#### [GIVEN EXERCISE 1]
Report only the number of lines in the records below that contain the string "heading".

* Start TEXT SHOWN *

Student leaders propose new Westwood council with more student influence
Michael Skiles, president of the Graduate Students Association, said student leaders are beginning the process of creating a new neighborhood council that oversees UCLA, Westwood Village and the North Village. (Hannah Burnett/Assistant Photo editor)
By Jacob Preal
November 8, 2017 8:30 pm
Students may soon have more control over how Westwood operates.
Student leaders are pushing to create a local council to advise the Los Angeles City Council on students’ concerns regarding Westwood, such as its lack of nightlife and affordable housing. Michael Skiles, president of the Graduate Students Association, along with other graduate and undergraduate student leaders, proposed creating a new neighborhood council in Westwood to better represent students at a GSA forum Wednesday.
The North Westwood Neighborhood Council, the tentative name for the new council, would serve UCLA’s campus, Westwood Village and the North Village.

* End TEXT SHOWN *
* Start DATASET RECORDS *

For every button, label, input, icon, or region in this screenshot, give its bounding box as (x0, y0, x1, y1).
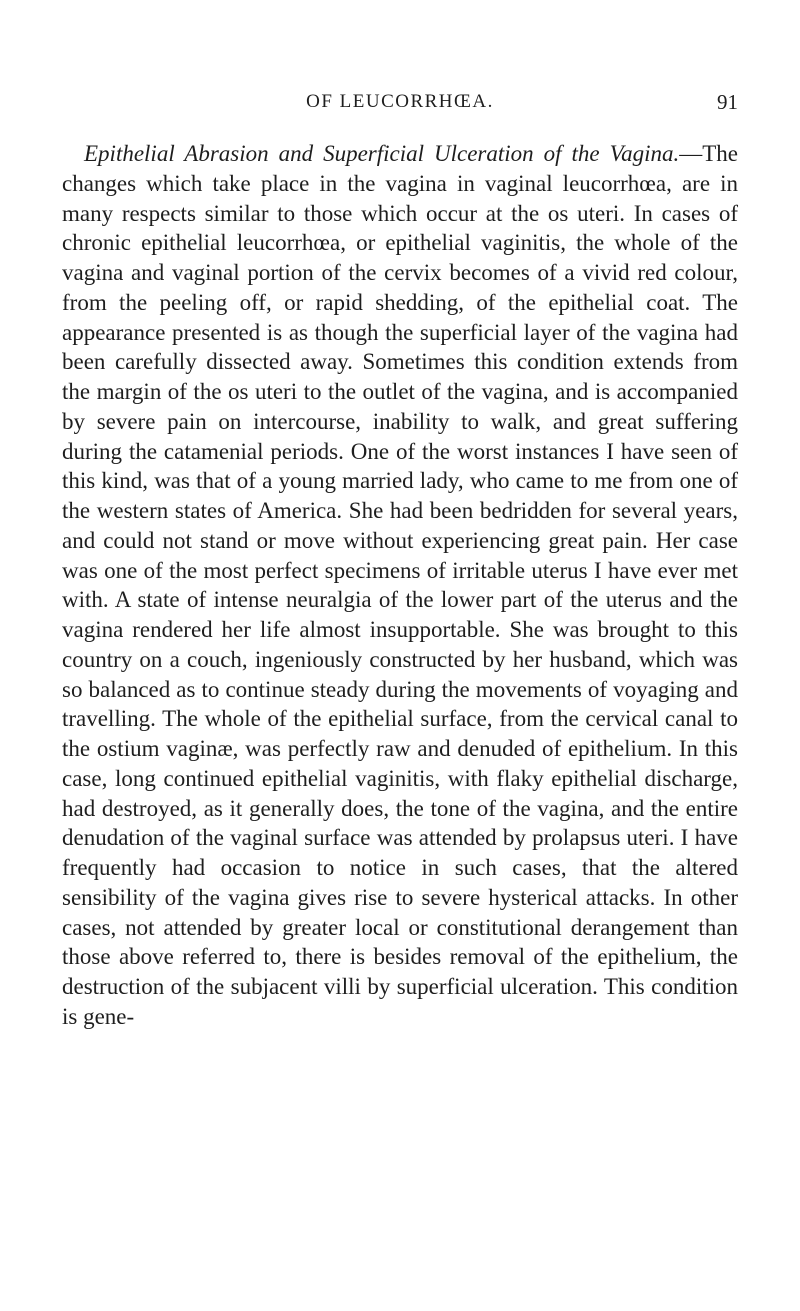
body-paragraph (62, 139, 738, 1032)
paragraph-text: The changes which take place in the vagina in vaginal leucorrhœa, are in many respects similar to those which occur at the os uteri. In cases of chronic epithelial leucorrhœa, or epithelial vaginitis, the whole of the vagina and vaginal portion of the cervix becomes of a vivid red colour, from the peeling off, or rapid shedding, of the epithelial coat. The appearance presented is as though the superficial layer of the vagina had been carefully dissected away. Sometimes this condition extends from the margin of the os uteri to the outlet of the vagina, and is accompanied by severe pain on intercourse, inability to walk, and great suffering during the catamenial periods. One of the worst instances I have seen of this kind, was that of a young married lady, who came to me from one of the western states of America. She had been bedridden for several years, and could not stand or move without experiencing great pain. Her case was one of the most perfect specimens of irritable uterus I have ever met with. A state of intense neuralgia of the lower part of the uterus and the vagina rendered her life almost insupportable. She was brought to this country on a couch, ingeniously constructed by her husband, which was so balanced as to continue steady during the movements of voyaging and travelling. The whole of the epithelial surface, from the cervical canal to the ostium vaginæ, was perfectly raw and denuded of epithelium. In this case, long continued epithelial vaginitis, with flaky epithelial discharge, had destroyed, as it generally does, the tone of the vagina, and the entire denudation of the vaginal surface was attended by prolapsus uteri. I have frequently had occasion to notice in such cases, that the altered sensibility of the vagina gives rise to severe hysterical attacks. In other cases, not attended by greater local or constitutional derangement than those above referred to, there is besides removal of the epithelium, the destruction of the subjacent villi by superficial ulceration. This condition is gene- (62, 141, 738, 1029)
heading-dash: — (679, 141, 703, 166)
page-number: 91 (717, 90, 738, 114)
running-head (62, 87, 738, 117)
running-title: OF LEUCORRHŒA. (306, 91, 494, 112)
section-heading: Epithelial Abrasion and Superficial Ulceration of the Vagina. (84, 141, 680, 166)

* End DATASET RECORDS *

#### [GIVEN EXERCISE 2]
Resume the article above on the proposed student-led Westwood neighborhood council, picking up right after its final sentence.

#### [EXERCISE OUTPUT 1]
2

#### [EXERCISE OUTPUT 2]
The Westwood Neighborhood Council, which is currently the official advisor to the City Council on matters regarding Westwood and its residents, would exist in addition to the proposed North Westwood council. However, members of the Westwood Neighborhood Council who live or have businesses within the boundaries of the new council would need to resign because their council would no longer control that area, Skiles said.
Westwood Forward, the coalition of students working on the new council, is putting together an application for a council subdivision to the Department of Neighborhood Empowerment, the city’s legislative body for neighborhood councils. Skiles said he expects the first official elections for the North Westwood Neighborhood Council to take place in June if the department approves the application. Only those who live within the boundaries proposed in the new council’s application will be able to run for seats.
Chloe Pan, undergraduate student government external vice president, said during the new council’s announcement she and other student leaders think the Westwood Neighborhood Council marginalizes student and renter voices, and imposes arbitrary conditions on new businesses that want to operate in Westwood.
Gabriella Mesa, the local relations director at the EVP office, said during the new council’s announcement the Westwood Neighborhood Council tried preventing student stakeholders from voting for multiple representatives on the council.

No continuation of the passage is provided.